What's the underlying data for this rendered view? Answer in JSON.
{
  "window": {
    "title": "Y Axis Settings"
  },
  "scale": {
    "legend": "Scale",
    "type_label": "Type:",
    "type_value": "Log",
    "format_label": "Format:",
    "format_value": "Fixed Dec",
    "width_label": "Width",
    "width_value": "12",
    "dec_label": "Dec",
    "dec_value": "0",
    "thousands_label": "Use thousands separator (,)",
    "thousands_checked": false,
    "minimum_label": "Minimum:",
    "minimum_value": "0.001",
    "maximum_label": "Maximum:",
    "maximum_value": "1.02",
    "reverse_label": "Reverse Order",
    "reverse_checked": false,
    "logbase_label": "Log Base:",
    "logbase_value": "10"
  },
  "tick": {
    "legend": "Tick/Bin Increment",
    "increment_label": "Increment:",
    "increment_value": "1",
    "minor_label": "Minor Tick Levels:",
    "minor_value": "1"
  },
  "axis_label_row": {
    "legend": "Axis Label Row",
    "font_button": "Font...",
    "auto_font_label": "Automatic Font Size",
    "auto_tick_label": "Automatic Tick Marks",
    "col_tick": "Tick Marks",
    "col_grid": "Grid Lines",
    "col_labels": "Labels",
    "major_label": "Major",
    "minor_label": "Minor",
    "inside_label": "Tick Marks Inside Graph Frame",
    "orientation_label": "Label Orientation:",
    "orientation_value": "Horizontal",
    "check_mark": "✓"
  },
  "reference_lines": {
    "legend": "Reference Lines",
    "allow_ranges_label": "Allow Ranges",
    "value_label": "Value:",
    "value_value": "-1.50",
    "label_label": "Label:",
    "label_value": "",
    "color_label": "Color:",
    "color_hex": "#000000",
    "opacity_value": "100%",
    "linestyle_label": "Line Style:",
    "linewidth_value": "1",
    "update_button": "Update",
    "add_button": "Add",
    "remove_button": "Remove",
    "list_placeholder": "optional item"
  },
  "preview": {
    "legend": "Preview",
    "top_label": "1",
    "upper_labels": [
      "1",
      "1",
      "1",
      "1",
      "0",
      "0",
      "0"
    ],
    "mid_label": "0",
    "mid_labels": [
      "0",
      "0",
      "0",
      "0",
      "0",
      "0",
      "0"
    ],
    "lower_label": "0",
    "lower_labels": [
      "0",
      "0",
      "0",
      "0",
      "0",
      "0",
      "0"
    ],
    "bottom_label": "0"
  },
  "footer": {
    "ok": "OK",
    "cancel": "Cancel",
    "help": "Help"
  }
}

- - - - - - -

__Given request__.
Where a line holds "Automatic", copy it out.

__Task answer__.
    "auto_font_label": "Automatic Font Size",
    "auto_tick_label": "Automatic Tick Marks",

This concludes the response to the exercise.